Quoted passage

— START —

Distributions allocable to an in-plan Roth rollover (IRR). The distribution of an amount allocable to the taxable amount of an IRR, made within the 5-year period beginning with the first day of the participant's tax year in which the rollover was made, is treated as includible in gross income for purposes of applying section 72(t) to the distribution. The total amount allocable to such an IRR is reported in box 10. See the instructions for Box 10, later. An IRR is a rollover within a retirement plan to a designated Roth account in the same plan. See Notice 2010-84, 2010-51 I.R.B. 872, available at irb/2010-51_IRB#NOT-2010-84, as modified by Notice 2013-74, 2013-52 I.R.B. 819, available at irb/ 2013-52_IRB#NOT-2013-74.
IRA Distributions
For deemed IRAs under section 408(q), use the rules TIP that apply to traditional IRAs or Roth IRAs, as
applicable. Simplified employee pension (SEP) IRAs and savings incentive match plan for employees (SIMPLE) IRAs, however, may not be used as deemed IRAs.
Deemed IRAs. For more information on deemed IRAs in qualified employer plans, see Regulations section 1.408(q)-1.
IRAs other than Roth IRAs. Unless otherwise instructed, distributions from any IRA that is not a Roth IRA must be reported in boxes 1 and 2a. Check the "Taxable amount not determined" box in box 2b. But see:
? Traditional, SEP, or SIMPLE IRA, later, for how to report
the withdrawal of IRA contributions under section 408(d)(4);
? Transfers, later, for information on trustee-to-trustee
transfers, including recharacterizations;
? Reporting a corrective distribution from an IRA under
section 408(d)(5), see Traditional, SEP, or SIMPLE IRA, later;
? Reporting IRA revocations or account closures due to
Customer Identification Program failures, see IRA Revocation or Account Closure, later; and
? Reporting a transfer from a SIMPLE IRA to a non-SIMPLE
IRA within the first 2 years of plan participation, see Traditional, SEP, or SIMPLE IRA, later.
The direct rollover provisions beginning later do not apply to distributions from any IRA. However, taxable distributions from traditional IRAs and SEP IRAs may be rolled over into an eligible retirement plan. See section 408(d)(3). SIMPLE IRAs may also be rolled over into an eligible retirement plan, but only after the first 2 years of plan participation.

— END —

Information supplied
— START —

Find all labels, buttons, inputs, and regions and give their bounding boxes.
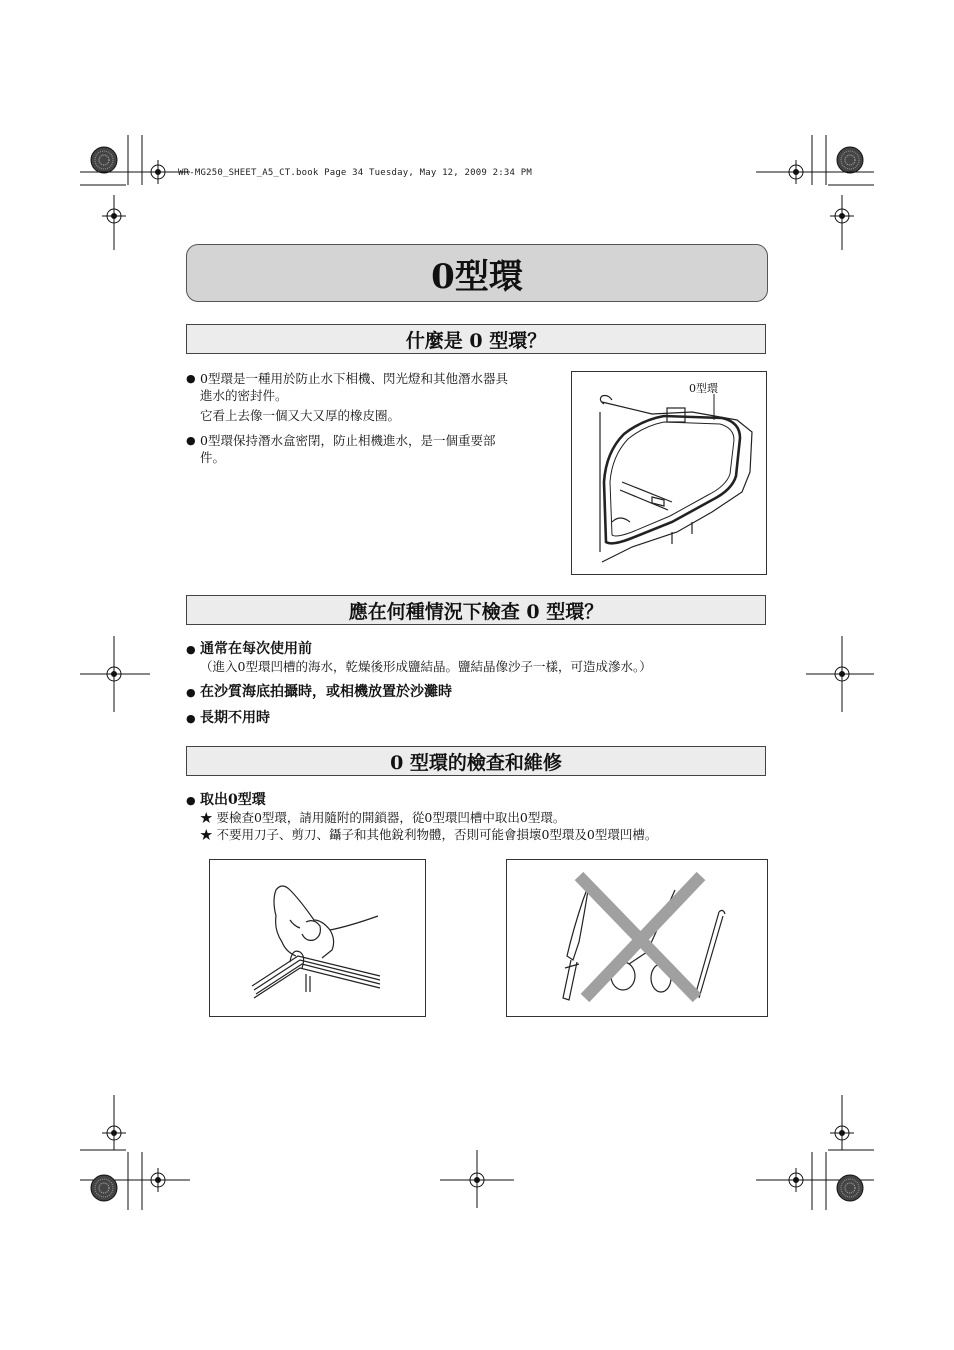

— END —

Exercise
Resume the IRS reporting instructions on IRA distributions, starting right after their last sentence.

In response
An IRA includes all investments under one IRA plan or account. File only one Form 1099-R for distributions from all investments under one plan that are paid in 1 year to one recipient, unless you must enter different codes in box 7. You do not have to file a separate Form 1099-R for each distribution under the plan.
Roth IRAs. For distributions from a Roth IRA, report the gross distribution in box 1 but generally leave box 2a blank. Check the "Taxable amount not determined" box in box 2b. Enter Code J, Q, or T, as appropriate, in box 7. Do not use any other codes with Code Q or Code T. You may enter Code 8 or P with Code J. For the withdrawal of excess contributions, see Roth IRA, later. It is not necessary to mark the IRA/SEP/SIMPLE checkbox.
Roth IRA conversions. You must report a traditional, SEP, or SIMPLE IRA distribution that you know is converted this year to a Roth IRA in boxes 1 and 2a (checking box 2b "Taxable amount not determined" unless otherwise directed elsewhere in these instructions), even if the conversion is a trustee-to-trustee transfer or is with the same trustee. Enter Code 2 or 7 in box 7 depending on the participant's age.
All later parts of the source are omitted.